**Data for this exercise**
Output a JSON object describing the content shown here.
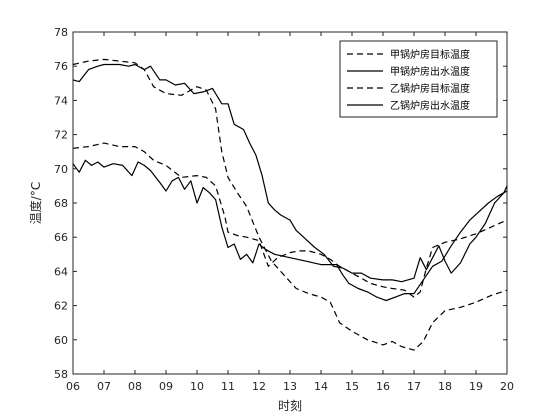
{
  "chart_data": {
    "type": "line",
    "xlabel": "时刻",
    "ylabel": "温度/°C",
    "xlim": [
      6,
      20
    ],
    "ylim": [
      58,
      78
    ],
    "x_ticks": [
      6,
      7,
      8,
      9,
      10,
      11,
      12,
      13,
      14,
      15,
      16,
      17,
      18,
      19,
      20
    ],
    "x_tick_labels": [
      "06",
      "07",
      "08",
      "09",
      "10",
      "11",
      "12",
      "13",
      "14",
      "15",
      "16",
      "17",
      "18",
      "19",
      "20"
    ],
    "y_ticks": [
      58,
      60,
      62,
      64,
      66,
      68,
      70,
      72,
      74,
      76,
      78
    ],
    "legend_position": "top-right",
    "grid": false,
    "series": [
      {
        "name": "甲锅炉房目标温度",
        "style": "dashed",
        "color": "#000000",
        "points": [
          [
            6.0,
            76.1
          ],
          [
            6.5,
            76.3
          ],
          [
            7.0,
            76.4
          ],
          [
            7.5,
            76.3
          ],
          [
            8.0,
            76.2
          ],
          [
            8.3,
            75.8
          ],
          [
            8.6,
            74.8
          ],
          [
            9.0,
            74.4
          ],
          [
            9.5,
            74.3
          ],
          [
            10.0,
            74.8
          ],
          [
            10.3,
            74.6
          ],
          [
            10.6,
            73.5
          ],
          [
            10.8,
            71.0
          ],
          [
            11.0,
            69.5
          ],
          [
            11.3,
            68.6
          ],
          [
            11.6,
            67.8
          ],
          [
            12.0,
            66.0
          ],
          [
            12.4,
            64.6
          ],
          [
            12.8,
            63.8
          ],
          [
            13.2,
            63.0
          ],
          [
            13.6,
            62.7
          ],
          [
            14.0,
            62.5
          ],
          [
            14.3,
            62.2
          ],
          [
            14.6,
            61.0
          ],
          [
            15.0,
            60.5
          ],
          [
            15.5,
            60.0
          ],
          [
            16.0,
            59.7
          ],
          [
            16.3,
            59.9
          ],
          [
            16.6,
            59.6
          ],
          [
            17.0,
            59.4
          ],
          [
            17.3,
            59.9
          ],
          [
            17.6,
            61.0
          ],
          [
            18.0,
            61.7
          ],
          [
            18.5,
            61.9
          ],
          [
            19.0,
            62.2
          ],
          [
            19.5,
            62.6
          ],
          [
            20.0,
            62.9
          ]
        ]
      },
      {
        "name": "甲锅炉房出水温度",
        "style": "solid",
        "color": "#000000",
        "points": [
          [
            6.0,
            75.2
          ],
          [
            6.2,
            75.1
          ],
          [
            6.5,
            75.8
          ],
          [
            6.8,
            76.0
          ],
          [
            7.0,
            76.1
          ],
          [
            7.5,
            76.1
          ],
          [
            7.8,
            76.0
          ],
          [
            8.0,
            76.1
          ],
          [
            8.3,
            75.8
          ],
          [
            8.5,
            76.0
          ],
          [
            8.8,
            75.2
          ],
          [
            9.0,
            75.2
          ],
          [
            9.3,
            74.9
          ],
          [
            9.6,
            75.0
          ],
          [
            9.9,
            74.4
          ],
          [
            10.2,
            74.5
          ],
          [
            10.5,
            74.7
          ],
          [
            10.8,
            73.8
          ],
          [
            11.0,
            73.8
          ],
          [
            11.2,
            72.6
          ],
          [
            11.5,
            72.3
          ],
          [
            11.7,
            71.5
          ],
          [
            11.9,
            70.8
          ],
          [
            12.1,
            69.6
          ],
          [
            12.3,
            68.0
          ],
          [
            12.5,
            67.6
          ],
          [
            12.7,
            67.3
          ],
          [
            13.0,
            67.0
          ],
          [
            13.2,
            66.4
          ],
          [
            13.5,
            65.9
          ],
          [
            13.8,
            65.4
          ],
          [
            14.1,
            65.0
          ],
          [
            14.4,
            64.3
          ],
          [
            14.7,
            64.2
          ],
          [
            15.0,
            63.9
          ],
          [
            15.3,
            63.9
          ],
          [
            15.6,
            63.6
          ],
          [
            16.0,
            63.5
          ],
          [
            16.3,
            63.5
          ],
          [
            16.6,
            63.4
          ],
          [
            17.0,
            63.6
          ],
          [
            17.2,
            64.8
          ],
          [
            17.4,
            64.1
          ],
          [
            17.6,
            64.8
          ],
          [
            17.8,
            65.5
          ],
          [
            18.0,
            64.6
          ],
          [
            18.2,
            63.9
          ],
          [
            18.5,
            64.5
          ],
          [
            18.8,
            65.6
          ],
          [
            19.0,
            66.0
          ],
          [
            19.3,
            66.8
          ],
          [
            19.6,
            68.0
          ],
          [
            19.9,
            68.6
          ],
          [
            20.0,
            69.0
          ]
        ]
      },
      {
        "name": "乙锅炉房目标温度",
        "style": "dashed",
        "color": "#000000",
        "points": [
          [
            6.0,
            71.2
          ],
          [
            6.5,
            71.3
          ],
          [
            7.0,
            71.5
          ],
          [
            7.5,
            71.3
          ],
          [
            8.0,
            71.3
          ],
          [
            8.3,
            71.0
          ],
          [
            8.6,
            70.5
          ],
          [
            9.0,
            70.2
          ],
          [
            9.5,
            69.5
          ],
          [
            10.0,
            69.6
          ],
          [
            10.3,
            69.5
          ],
          [
            10.6,
            69.0
          ],
          [
            10.9,
            67.2
          ],
          [
            11.0,
            66.3
          ],
          [
            11.3,
            66.1
          ],
          [
            11.6,
            66.0
          ],
          [
            12.0,
            65.8
          ],
          [
            12.3,
            64.3
          ],
          [
            12.6,
            64.8
          ],
          [
            13.0,
            65.1
          ],
          [
            13.3,
            65.2
          ],
          [
            13.6,
            65.2
          ],
          [
            14.0,
            65.0
          ],
          [
            14.3,
            64.7
          ],
          [
            14.6,
            64.3
          ],
          [
            15.0,
            63.9
          ],
          [
            15.3,
            63.6
          ],
          [
            15.6,
            63.3
          ],
          [
            16.0,
            63.1
          ],
          [
            16.3,
            63.0
          ],
          [
            16.7,
            62.9
          ],
          [
            17.0,
            62.5
          ],
          [
            17.2,
            62.8
          ],
          [
            17.4,
            64.2
          ],
          [
            17.6,
            65.4
          ],
          [
            18.0,
            65.7
          ],
          [
            18.5,
            65.9
          ],
          [
            19.0,
            66.2
          ],
          [
            19.5,
            66.6
          ],
          [
            20.0,
            67.0
          ]
        ]
      },
      {
        "name": "乙锅炉房出水温度",
        "style": "solid",
        "color": "#000000",
        "points": [
          [
            6.0,
            70.3
          ],
          [
            6.2,
            69.8
          ],
          [
            6.4,
            70.5
          ],
          [
            6.6,
            70.2
          ],
          [
            6.8,
            70.4
          ],
          [
            7.0,
            70.1
          ],
          [
            7.3,
            70.3
          ],
          [
            7.6,
            70.2
          ],
          [
            7.9,
            69.6
          ],
          [
            8.1,
            70.4
          ],
          [
            8.3,
            70.2
          ],
          [
            8.5,
            69.9
          ],
          [
            8.8,
            69.2
          ],
          [
            9.0,
            68.7
          ],
          [
            9.2,
            69.3
          ],
          [
            9.4,
            69.5
          ],
          [
            9.6,
            68.8
          ],
          [
            9.8,
            69.3
          ],
          [
            10.0,
            68.0
          ],
          [
            10.2,
            68.9
          ],
          [
            10.4,
            68.6
          ],
          [
            10.6,
            68.2
          ],
          [
            10.8,
            66.6
          ],
          [
            11.0,
            65.4
          ],
          [
            11.2,
            65.6
          ],
          [
            11.4,
            64.7
          ],
          [
            11.6,
            65.0
          ],
          [
            11.8,
            64.5
          ],
          [
            12.0,
            65.6
          ],
          [
            12.2,
            65.3
          ],
          [
            12.5,
            65.0
          ],
          [
            13.0,
            64.8
          ],
          [
            13.5,
            64.6
          ],
          [
            14.0,
            64.4
          ],
          [
            14.5,
            64.4
          ],
          [
            14.7,
            63.8
          ],
          [
            14.9,
            63.3
          ],
          [
            15.2,
            63.0
          ],
          [
            15.5,
            62.8
          ],
          [
            15.8,
            62.5
          ],
          [
            16.1,
            62.3
          ],
          [
            16.4,
            62.5
          ],
          [
            16.7,
            62.7
          ],
          [
            17.0,
            62.7
          ],
          [
            17.3,
            63.5
          ],
          [
            17.6,
            64.3
          ],
          [
            17.9,
            64.6
          ],
          [
            18.2,
            65.5
          ],
          [
            18.5,
            66.3
          ],
          [
            18.8,
            67.0
          ],
          [
            19.1,
            67.5
          ],
          [
            19.4,
            68.0
          ],
          [
            19.7,
            68.4
          ],
          [
            20.0,
            68.7
          ]
        ]
      }
    ]
  }
}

**Aim of the task**
Copy all lines from the material that include "name".

**Finished task**
        "name": "甲锅炉房目标温度",
        "name": "甲锅炉房出水温度",
        "name": "乙锅炉房目标温度",
        "name": "乙锅炉房出水温度",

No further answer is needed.